Saved entries
• • • • •

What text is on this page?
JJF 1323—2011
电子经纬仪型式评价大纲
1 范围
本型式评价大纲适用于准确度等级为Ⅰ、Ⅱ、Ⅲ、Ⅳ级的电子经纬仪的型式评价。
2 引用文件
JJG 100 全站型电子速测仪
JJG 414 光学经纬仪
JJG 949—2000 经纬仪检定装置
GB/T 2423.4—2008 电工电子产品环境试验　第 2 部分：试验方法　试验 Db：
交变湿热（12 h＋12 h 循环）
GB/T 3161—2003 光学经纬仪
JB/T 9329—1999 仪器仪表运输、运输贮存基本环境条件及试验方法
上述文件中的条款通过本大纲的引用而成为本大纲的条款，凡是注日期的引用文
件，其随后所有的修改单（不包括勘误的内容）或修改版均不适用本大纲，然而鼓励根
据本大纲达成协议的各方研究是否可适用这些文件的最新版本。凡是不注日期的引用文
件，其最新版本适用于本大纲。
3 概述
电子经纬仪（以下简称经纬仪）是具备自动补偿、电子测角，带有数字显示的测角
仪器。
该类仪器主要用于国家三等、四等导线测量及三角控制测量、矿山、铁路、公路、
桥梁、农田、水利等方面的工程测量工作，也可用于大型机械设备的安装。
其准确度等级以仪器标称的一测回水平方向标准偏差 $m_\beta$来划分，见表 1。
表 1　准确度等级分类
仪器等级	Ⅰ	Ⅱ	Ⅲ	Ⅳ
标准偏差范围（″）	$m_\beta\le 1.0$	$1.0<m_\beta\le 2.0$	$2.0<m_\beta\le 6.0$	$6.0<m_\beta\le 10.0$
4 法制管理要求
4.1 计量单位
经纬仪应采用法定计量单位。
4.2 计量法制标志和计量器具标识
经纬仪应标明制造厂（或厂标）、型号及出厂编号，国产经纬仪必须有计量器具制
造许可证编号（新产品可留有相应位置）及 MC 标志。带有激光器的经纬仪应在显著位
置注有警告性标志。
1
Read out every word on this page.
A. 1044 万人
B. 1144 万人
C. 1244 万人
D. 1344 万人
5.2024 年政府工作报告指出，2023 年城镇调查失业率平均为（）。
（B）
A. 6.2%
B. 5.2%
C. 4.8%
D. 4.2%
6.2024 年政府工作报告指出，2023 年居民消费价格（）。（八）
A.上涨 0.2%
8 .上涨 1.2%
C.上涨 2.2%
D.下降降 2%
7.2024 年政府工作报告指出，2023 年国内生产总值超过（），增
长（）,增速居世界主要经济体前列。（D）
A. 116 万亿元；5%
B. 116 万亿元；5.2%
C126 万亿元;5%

• • • • •

JOB =
Exactly reproduce all of the entries above.

FULL OUTPUT =
What text is on this page?
JJF 1323—2011
电子经纬仪型式评价大纲
1 范围
本型式评价大纲适用于准确度等级为Ⅰ、Ⅱ、Ⅲ、Ⅳ级的电子经纬仪的型式评价。
2 引用文件
JJG 100 全站型电子速测仪
JJG 414 光学经纬仪
JJG 949—2000 经纬仪检定装置
GB/T 2423.4—2008 电工电子产品环境试验　第 2 部分：试验方法　试验 Db：
交变湿热（12 h＋12 h 循环）
GB/T 3161—2003 光学经纬仪
JB/T 9329—1999 仪器仪表运输、运输贮存基本环境条件及试验方法
上述文件中的条款通过本大纲的引用而成为本大纲的条款，凡是注日期的引用文
件，其随后所有的修改单（不包括勘误的内容）或修改版均不适用本大纲，然而鼓励根
据本大纲达成协议的各方研究是否可适用这些文件的最新版本。凡是不注日期的引用文
件，其最新版本适用于本大纲。
3 概述
电子经纬仪（以下简称经纬仪）是具备自动补偿、电子测角，带有数字显示的测角
仪器。
该类仪器主要用于国家三等、四等导线测量及三角控制测量、矿山、铁路、公路、
桥梁、农田、水利等方面的工程测量工作，也可用于大型机械设备的安装。
其准确度等级以仪器标称的一测回水平方向标准偏差 $m_\beta$来划分，见表 1。
表 1　准确度等级分类
仪器等级	Ⅰ	Ⅱ	Ⅲ	Ⅳ
标准偏差范围（″）	$m_\beta\le 1.0$	$1.0<m_\beta\le 2.0$	$2.0<m_\beta\le 6.0$	$6.0<m_\beta\le 10.0$
4 法制管理要求
4.1 计量单位
经纬仪应采用法定计量单位。
4.2 计量法制标志和计量器具标识
经纬仪应标明制造厂（或厂标）、型号及出厂编号，国产经纬仪必须有计量器具制
造许可证编号（新产品可留有相应位置）及 MC 标志。带有激光器的经纬仪应在显著位
置注有警告性标志。
1
Read out every word on this page.
A. 1044 万人
B. 1144 万人
C. 1244 万人
D. 1344 万人
5.2024 年政府工作报告指出，2023 年城镇调查失业率平均为（）。
（B）
A. 6.2%
B. 5.2%
C. 4.8%
D. 4.2%
6.2024 年政府工作报告指出，2023 年居民消费价格（）。（八）
A.上涨 0.2%
8 .上涨 1.2%
C.上涨 2.2%
D.下降降 2%
7.2024 年政府工作报告指出，2023 年国内生产总值超过（），增
长（）,增速居世界主要经济体前列。（D）
A. 116 万亿元；5%
B. 116 万亿元；5.2%
C126 万亿元;5%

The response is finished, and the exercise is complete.